━━━━━ Supplied material

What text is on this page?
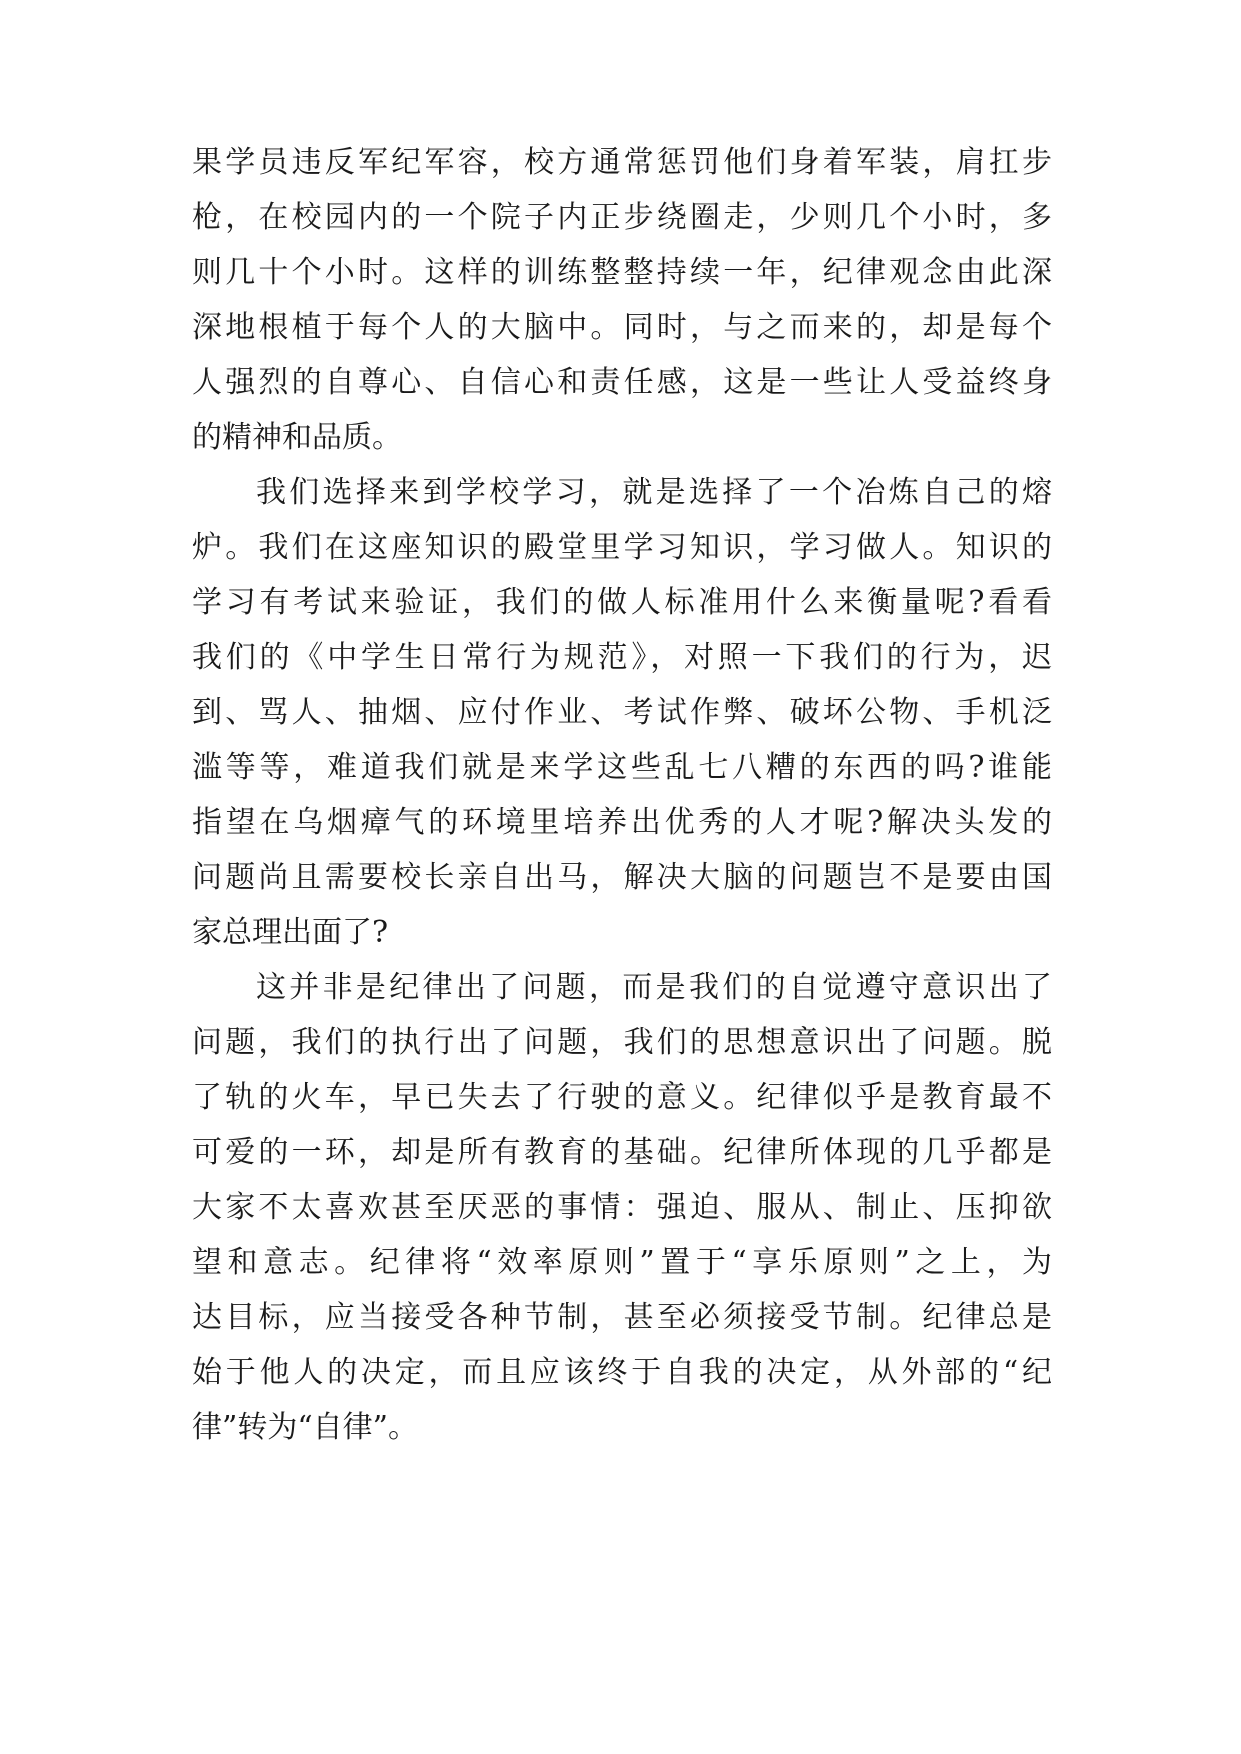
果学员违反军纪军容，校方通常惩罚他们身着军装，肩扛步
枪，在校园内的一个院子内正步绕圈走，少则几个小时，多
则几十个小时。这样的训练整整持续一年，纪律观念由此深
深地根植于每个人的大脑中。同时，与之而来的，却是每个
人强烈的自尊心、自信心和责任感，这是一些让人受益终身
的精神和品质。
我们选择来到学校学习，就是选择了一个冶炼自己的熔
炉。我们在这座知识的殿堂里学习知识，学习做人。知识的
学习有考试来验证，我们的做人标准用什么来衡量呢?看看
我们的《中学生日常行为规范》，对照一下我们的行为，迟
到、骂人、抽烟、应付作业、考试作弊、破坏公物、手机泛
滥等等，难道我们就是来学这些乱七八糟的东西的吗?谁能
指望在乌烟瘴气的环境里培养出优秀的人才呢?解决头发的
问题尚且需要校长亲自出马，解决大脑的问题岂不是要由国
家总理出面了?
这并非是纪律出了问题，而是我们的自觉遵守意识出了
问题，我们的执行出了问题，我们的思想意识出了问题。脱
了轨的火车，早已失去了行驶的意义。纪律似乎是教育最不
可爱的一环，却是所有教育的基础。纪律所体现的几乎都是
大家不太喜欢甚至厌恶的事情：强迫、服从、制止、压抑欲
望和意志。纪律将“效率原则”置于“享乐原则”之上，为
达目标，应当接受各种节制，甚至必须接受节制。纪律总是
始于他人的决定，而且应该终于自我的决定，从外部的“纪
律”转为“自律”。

━━━━━━━━━━

Omit the pictures and output all of the other material exactly.

- Answer for the task:
What text is on this page?
果学员违反军纪军容，校方通常惩罚他们身着军装，肩扛步
枪，在校园内的一个院子内正步绕圈走，少则几个小时，多
则几十个小时。这样的训练整整持续一年，纪律观念由此深
深地根植于每个人的大脑中。同时，与之而来的，却是每个
人强烈的自尊心、自信心和责任感，这是一些让人受益终身
的精神和品质。
我们选择来到学校学习，就是选择了一个冶炼自己的熔
炉。我们在这座知识的殿堂里学习知识，学习做人。知识的
学习有考试来验证，我们的做人标准用什么来衡量呢?看看
我们的《中学生日常行为规范》，对照一下我们的行为，迟
到、骂人、抽烟、应付作业、考试作弊、破坏公物、手机泛
滥等等，难道我们就是来学这些乱七八糟的东西的吗?谁能
指望在乌烟瘴气的环境里培养出优秀的人才呢?解决头发的
问题尚且需要校长亲自出马，解决大脑的问题岂不是要由国
家总理出面了?
这并非是纪律出了问题，而是我们的自觉遵守意识出了
问题，我们的执行出了问题，我们的思想意识出了问题。脱
了轨的火车，早已失去了行驶的意义。纪律似乎是教育最不
可爱的一环，却是所有教育的基础。纪律所体现的几乎都是
大家不太喜欢甚至厌恶的事情：强迫、服从、制止、压抑欲
望和意志。纪律将“效率原则”置于“享乐原则”之上，为
达目标，应当接受各种节制，甚至必须接受节制。纪律总是
始于他人的决定，而且应该终于自我的决定，从外部的“纪
律”转为“自律”。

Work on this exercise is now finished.